(Dataset excerpt)

········

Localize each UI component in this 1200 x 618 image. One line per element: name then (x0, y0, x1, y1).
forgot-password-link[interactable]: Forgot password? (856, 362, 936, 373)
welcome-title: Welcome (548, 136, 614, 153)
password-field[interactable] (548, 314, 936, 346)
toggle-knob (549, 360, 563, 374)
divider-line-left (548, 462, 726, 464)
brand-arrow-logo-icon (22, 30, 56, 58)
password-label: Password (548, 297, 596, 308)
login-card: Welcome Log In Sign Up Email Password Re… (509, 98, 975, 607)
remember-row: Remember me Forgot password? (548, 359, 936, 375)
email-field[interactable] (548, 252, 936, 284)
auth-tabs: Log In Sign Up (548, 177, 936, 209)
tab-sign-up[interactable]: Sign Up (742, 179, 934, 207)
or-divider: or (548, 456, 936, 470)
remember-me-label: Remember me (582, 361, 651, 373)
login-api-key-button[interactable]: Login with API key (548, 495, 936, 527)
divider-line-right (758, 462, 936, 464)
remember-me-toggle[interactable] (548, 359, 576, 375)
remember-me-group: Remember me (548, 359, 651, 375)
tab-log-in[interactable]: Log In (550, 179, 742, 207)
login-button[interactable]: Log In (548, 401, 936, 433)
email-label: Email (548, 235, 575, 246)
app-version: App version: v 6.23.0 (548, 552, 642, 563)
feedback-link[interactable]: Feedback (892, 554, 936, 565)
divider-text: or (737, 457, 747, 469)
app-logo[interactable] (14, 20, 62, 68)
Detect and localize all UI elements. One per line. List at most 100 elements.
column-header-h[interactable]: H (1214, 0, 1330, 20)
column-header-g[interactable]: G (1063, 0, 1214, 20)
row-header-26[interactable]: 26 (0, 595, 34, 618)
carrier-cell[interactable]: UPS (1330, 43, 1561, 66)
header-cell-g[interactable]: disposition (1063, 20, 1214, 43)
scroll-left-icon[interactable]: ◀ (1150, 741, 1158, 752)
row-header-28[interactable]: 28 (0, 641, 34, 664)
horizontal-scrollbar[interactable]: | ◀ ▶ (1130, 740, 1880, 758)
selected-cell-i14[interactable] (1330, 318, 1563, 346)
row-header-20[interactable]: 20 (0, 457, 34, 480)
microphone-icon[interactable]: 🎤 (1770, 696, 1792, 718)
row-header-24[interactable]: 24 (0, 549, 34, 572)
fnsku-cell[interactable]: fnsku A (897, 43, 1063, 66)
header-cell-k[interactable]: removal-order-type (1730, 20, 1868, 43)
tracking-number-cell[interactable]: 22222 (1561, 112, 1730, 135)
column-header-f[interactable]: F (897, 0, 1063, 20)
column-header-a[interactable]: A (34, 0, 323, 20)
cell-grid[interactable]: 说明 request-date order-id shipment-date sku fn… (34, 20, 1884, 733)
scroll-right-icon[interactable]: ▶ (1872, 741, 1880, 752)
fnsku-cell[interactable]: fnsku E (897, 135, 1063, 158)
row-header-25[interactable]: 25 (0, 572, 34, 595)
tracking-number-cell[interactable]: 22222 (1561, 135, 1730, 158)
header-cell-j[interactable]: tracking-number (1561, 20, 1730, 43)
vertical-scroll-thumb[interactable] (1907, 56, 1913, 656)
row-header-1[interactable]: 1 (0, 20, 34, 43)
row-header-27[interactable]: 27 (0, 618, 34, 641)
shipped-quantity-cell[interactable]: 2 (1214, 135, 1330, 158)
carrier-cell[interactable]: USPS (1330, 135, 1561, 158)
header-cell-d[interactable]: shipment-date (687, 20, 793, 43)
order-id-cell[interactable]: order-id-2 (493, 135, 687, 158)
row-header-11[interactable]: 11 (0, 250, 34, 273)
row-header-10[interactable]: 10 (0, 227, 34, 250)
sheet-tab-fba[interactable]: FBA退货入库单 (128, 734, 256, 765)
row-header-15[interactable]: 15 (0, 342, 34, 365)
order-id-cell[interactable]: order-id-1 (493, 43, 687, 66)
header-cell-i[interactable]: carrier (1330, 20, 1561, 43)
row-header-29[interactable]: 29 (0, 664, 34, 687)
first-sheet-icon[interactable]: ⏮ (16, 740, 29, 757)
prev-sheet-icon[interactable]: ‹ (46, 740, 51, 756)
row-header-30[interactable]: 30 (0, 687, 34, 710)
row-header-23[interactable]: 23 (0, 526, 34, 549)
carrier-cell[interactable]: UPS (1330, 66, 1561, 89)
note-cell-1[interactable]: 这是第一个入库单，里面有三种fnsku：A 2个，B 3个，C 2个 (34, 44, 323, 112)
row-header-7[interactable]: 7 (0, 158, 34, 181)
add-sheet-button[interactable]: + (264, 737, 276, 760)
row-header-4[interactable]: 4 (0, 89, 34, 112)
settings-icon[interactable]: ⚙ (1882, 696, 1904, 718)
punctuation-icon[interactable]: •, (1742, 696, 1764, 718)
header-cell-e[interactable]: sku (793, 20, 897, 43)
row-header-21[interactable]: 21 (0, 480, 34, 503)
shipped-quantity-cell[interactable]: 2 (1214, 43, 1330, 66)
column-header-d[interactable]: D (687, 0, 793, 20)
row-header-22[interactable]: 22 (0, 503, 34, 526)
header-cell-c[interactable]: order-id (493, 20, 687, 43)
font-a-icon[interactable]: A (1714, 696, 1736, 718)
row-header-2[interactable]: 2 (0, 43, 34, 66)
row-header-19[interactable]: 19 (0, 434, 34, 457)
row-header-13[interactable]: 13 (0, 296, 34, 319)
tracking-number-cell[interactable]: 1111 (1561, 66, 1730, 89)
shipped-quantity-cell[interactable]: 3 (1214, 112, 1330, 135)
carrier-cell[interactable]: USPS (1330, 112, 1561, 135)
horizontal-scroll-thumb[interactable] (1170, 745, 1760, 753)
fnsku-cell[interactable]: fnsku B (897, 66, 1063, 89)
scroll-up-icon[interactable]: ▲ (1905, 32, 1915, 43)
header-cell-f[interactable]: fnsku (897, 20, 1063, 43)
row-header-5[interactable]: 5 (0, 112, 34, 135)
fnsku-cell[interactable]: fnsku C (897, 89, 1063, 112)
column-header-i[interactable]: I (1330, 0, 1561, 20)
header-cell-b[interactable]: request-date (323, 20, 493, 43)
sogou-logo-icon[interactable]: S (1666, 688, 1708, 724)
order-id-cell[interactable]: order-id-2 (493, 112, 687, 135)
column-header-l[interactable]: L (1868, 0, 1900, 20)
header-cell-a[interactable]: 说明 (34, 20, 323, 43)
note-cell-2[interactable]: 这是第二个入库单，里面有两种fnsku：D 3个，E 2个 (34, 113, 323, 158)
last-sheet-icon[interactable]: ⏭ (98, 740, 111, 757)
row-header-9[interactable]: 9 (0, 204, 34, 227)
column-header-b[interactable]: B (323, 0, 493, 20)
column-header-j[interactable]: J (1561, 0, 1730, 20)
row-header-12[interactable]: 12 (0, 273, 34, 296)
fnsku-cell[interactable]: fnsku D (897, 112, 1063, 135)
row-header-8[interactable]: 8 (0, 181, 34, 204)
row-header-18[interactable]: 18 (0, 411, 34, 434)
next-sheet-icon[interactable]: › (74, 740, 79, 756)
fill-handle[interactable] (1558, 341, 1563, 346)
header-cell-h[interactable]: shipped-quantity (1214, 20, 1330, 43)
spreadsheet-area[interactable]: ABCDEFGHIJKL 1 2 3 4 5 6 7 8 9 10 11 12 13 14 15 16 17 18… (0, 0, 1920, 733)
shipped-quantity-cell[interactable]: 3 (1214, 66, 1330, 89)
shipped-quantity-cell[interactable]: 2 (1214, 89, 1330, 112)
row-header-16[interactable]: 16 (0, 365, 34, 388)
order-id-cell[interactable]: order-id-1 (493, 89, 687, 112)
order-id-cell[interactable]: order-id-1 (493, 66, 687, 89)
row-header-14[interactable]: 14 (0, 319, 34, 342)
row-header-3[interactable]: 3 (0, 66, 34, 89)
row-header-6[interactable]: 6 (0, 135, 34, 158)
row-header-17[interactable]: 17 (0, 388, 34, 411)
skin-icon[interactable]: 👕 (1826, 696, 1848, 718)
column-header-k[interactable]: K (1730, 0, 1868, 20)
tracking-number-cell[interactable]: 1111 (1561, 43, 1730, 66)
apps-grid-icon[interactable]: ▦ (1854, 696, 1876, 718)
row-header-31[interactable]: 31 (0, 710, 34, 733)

········

- [Problem description]: Please copy the records verbatim, starting at the first line and ending with the line that contains "column-header-g[interactable]: G (1063, 0, 1214, 20)", including that line.

- [Exercise solution]:
Localize each UI component in this 1200 x 618 image. One line per element: name then (x0, y0, x1, y1).
forgot-password-link[interactable]: Forgot password? (856, 362, 936, 373)
welcome-title: Welcome (548, 136, 614, 153)
password-field[interactable] (548, 314, 936, 346)
toggle-knob (549, 360, 563, 374)
divider-line-left (548, 462, 726, 464)
brand-arrow-logo-icon (22, 30, 56, 58)
password-label: Password (548, 297, 596, 308)
login-card: Welcome Log In Sign Up Email Password Re… (509, 98, 975, 607)
remember-row: Remember me Forgot password? (548, 359, 936, 375)
email-field[interactable] (548, 252, 936, 284)
auth-tabs: Log In Sign Up (548, 177, 936, 209)
tab-sign-up[interactable]: Sign Up (742, 179, 934, 207)
or-divider: or (548, 456, 936, 470)
remember-me-label: Remember me (582, 361, 651, 373)
login-api-key-button[interactable]: Login with API key (548, 495, 936, 527)
divider-line-right (758, 462, 936, 464)
remember-me-toggle[interactable] (548, 359, 576, 375)
remember-me-group: Remember me (548, 359, 651, 375)
tab-log-in[interactable]: Log In (550, 179, 742, 207)
login-button[interactable]: Log In (548, 401, 936, 433)
email-label: Email (548, 235, 575, 246)
app-version: App version: v 6.23.0 (548, 552, 642, 563)
feedback-link[interactable]: Feedback (892, 554, 936, 565)
divider-text: or (737, 457, 747, 469)
app-logo[interactable] (14, 20, 62, 68)
Detect and localize all UI elements. One per line. List at most 100 elements.
column-header-h[interactable]: H (1214, 0, 1330, 20)
column-header-g[interactable]: G (1063, 0, 1214, 20)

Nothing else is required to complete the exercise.